EXERCICE COURT 1 - Sélectionnez puis recopiez chaque ligne de la liste qui contient le mot « Xenia ».

TEXTE FOURNI -
_ _ _ _ _

Editorial : Les bons voeux de Xi Jinping

Les bons voeux de Xi Jinping

Comme chaque année depuis 2013, le Président Xi Jinping a présenté ses vœux à la nation lors d’un discours retransmis à la télévision le 31 décembre. Une fois n’est pas coutume, comme pour insister sur le caractère solennel de cette allocution, le bureau présidentiel était dépourvu de tout objet personnel (photo de famille, livre…), uniquement agrémenté d’un drapeau chinois et d’une peinture de la Grande Muraille en arrière-plan.

Arborant l’air énigmatique qu’on lui connaît, le Secrétaire général du Parti s’est montré confiant en l’avenir économique de son pays, soulignant que l’économie chinoise est sur une « trajectoire ascendante » et que son PIB devrait « dépasser les 130 000 milliards de yuans en 2025 ». Jouant sur la fibre patriotique, il a listé – vidéos de propagande à l’appui – les différentes avancées technologiques réalisées par la Chine en 2024, telles que la fabrication de semi-conducteurs avancés (pour les smartphones Huawei) et la production d’avions de ligne (C919), symboles des progrès de la nation sur le chemin de l’autosuffisance. Il a également annoncé que la Chine avait produit pour la première fois plus de 10 millions de véhicules à énergies nouvelles cette année. Un succès vu d’un bien mauvais œil en Europe et dans plusieurs pays émergents.

_ _ _ _ _

LISTE À TRAITER -
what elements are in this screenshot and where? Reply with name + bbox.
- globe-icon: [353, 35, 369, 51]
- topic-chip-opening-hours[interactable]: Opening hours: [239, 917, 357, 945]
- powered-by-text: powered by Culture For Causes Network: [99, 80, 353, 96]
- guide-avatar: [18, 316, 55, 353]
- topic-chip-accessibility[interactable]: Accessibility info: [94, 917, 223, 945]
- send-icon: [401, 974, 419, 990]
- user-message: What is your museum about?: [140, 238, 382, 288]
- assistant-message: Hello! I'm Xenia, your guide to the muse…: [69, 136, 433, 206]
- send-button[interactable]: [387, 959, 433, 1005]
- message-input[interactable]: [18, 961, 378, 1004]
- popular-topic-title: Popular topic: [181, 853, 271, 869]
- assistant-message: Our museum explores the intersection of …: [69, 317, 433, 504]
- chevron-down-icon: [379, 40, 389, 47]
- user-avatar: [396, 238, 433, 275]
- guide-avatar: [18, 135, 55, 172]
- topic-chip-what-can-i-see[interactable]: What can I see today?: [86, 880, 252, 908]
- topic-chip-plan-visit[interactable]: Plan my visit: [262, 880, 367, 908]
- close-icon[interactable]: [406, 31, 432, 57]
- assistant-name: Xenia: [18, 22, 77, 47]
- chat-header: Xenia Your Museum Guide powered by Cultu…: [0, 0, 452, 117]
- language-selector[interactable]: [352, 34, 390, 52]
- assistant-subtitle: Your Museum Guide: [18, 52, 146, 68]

_ _ _ _ _

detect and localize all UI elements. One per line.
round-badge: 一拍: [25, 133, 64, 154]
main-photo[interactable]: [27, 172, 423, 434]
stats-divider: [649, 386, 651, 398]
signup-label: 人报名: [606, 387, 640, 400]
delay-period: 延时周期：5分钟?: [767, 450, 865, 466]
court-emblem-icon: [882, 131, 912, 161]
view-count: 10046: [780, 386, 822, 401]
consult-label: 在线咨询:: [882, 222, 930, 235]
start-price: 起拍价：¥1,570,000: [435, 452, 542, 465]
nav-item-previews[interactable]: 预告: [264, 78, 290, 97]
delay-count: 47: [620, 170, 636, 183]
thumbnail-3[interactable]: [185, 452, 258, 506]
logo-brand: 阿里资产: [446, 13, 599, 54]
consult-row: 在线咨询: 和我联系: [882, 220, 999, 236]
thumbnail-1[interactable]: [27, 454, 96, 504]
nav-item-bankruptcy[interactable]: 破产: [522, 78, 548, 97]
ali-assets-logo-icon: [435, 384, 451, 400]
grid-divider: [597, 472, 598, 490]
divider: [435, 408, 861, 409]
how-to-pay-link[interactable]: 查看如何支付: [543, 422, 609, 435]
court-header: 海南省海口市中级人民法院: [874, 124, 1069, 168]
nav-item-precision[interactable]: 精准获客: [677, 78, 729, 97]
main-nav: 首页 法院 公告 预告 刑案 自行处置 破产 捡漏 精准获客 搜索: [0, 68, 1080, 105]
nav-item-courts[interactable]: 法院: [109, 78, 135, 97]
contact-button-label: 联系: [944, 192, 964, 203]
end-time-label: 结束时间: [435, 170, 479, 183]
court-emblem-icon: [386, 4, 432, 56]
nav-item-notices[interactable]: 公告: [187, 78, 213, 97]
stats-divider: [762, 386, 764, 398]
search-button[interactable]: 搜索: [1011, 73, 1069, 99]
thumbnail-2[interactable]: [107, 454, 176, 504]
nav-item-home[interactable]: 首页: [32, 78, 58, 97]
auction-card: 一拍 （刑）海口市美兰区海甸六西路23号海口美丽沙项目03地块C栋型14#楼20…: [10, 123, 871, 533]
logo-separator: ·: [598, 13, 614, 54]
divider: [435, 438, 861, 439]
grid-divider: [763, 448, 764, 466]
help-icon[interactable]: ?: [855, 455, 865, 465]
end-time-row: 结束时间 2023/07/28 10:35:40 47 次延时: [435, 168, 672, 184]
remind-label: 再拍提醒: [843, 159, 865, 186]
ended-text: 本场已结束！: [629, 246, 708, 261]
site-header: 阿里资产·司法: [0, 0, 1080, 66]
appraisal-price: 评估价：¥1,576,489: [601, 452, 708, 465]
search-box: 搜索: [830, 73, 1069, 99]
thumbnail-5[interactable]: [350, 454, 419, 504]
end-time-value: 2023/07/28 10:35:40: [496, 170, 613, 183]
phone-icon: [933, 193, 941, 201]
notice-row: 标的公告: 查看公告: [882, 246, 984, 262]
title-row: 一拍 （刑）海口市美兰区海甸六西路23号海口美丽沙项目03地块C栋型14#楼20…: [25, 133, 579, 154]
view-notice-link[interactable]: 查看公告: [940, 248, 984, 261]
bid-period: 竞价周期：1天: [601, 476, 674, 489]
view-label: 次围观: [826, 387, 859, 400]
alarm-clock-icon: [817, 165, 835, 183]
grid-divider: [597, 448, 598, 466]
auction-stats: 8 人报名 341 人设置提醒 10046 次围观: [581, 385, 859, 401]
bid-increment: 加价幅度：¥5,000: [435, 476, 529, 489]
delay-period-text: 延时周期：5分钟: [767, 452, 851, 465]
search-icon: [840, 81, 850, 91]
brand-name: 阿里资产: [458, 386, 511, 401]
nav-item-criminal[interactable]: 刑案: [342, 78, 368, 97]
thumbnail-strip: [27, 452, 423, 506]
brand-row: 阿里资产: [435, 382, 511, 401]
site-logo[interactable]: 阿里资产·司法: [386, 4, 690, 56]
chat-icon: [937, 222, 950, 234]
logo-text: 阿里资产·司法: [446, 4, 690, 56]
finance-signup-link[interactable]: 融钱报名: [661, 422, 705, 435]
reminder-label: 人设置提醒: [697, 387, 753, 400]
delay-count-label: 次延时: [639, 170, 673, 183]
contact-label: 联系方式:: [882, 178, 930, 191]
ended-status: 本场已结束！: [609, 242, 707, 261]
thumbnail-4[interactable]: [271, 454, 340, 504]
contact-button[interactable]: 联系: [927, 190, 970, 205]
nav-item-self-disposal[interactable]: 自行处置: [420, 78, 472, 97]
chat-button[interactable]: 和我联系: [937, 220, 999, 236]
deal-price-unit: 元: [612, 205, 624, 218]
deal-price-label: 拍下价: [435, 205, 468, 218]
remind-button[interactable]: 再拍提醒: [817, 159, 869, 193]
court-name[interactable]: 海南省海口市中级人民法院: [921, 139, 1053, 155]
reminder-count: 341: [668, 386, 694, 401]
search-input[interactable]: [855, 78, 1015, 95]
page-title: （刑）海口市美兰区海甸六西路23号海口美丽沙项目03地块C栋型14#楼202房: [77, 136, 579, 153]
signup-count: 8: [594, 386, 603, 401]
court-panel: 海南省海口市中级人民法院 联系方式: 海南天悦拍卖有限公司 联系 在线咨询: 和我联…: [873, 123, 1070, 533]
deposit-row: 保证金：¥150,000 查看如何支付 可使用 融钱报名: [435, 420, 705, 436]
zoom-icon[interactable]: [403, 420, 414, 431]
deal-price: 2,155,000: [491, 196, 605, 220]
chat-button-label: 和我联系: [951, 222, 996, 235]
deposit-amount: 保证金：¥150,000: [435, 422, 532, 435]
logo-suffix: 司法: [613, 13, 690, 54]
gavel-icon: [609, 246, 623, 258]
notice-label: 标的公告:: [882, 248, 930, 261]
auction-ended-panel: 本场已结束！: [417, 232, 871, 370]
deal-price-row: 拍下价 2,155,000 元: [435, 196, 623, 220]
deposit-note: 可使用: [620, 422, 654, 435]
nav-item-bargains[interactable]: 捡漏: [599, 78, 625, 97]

_ _ _ _ _

EXERCICE COURT 2 - Poursuivez l'éditorial sur les vœux de Xi Jinping après sa dernière phrase.

RÉSULTAT 1 -
- assistant-message: Hello! I'm Xenia, your guide to the muse…: [69, 136, 433, 206]
- assistant-name: Xenia: [18, 22, 77, 47]
- chat-header: Xenia Your Museum Guide powered by Cultu…: [0, 0, 452, 117]

RÉSULTAT 2 -
Sans surprise, Xi Jinping ne s’est pas particulièrement appesanti sur les défis auxquels son pays est confronté, mentionnant seulement les « pressions liées à l’environnement extérieur » (une allusion à peine voilée à la réélection de Donald Trump, qui promet déjà à la Chine de nouveaux tarifs douaniers) et « à la nécessité de passer à de nouveaux moteurs de croissance ».

En effet, Xi a passé sous silence le fait que l’année 2024 a été particulièrement tumultueuse, ayant été marquée par des difficultés à relancer l’économie, par un plongeon des marchés boursier en début d’année, une sévère crise de liquidités au niveau local, un marasme immobilier, un mécontentement social accru, ou encore une nouvelle campagne de purge au sein de l’armée.

Dans un tel contexte, plusieurs tendances de fond seront à suivre de près en 2025.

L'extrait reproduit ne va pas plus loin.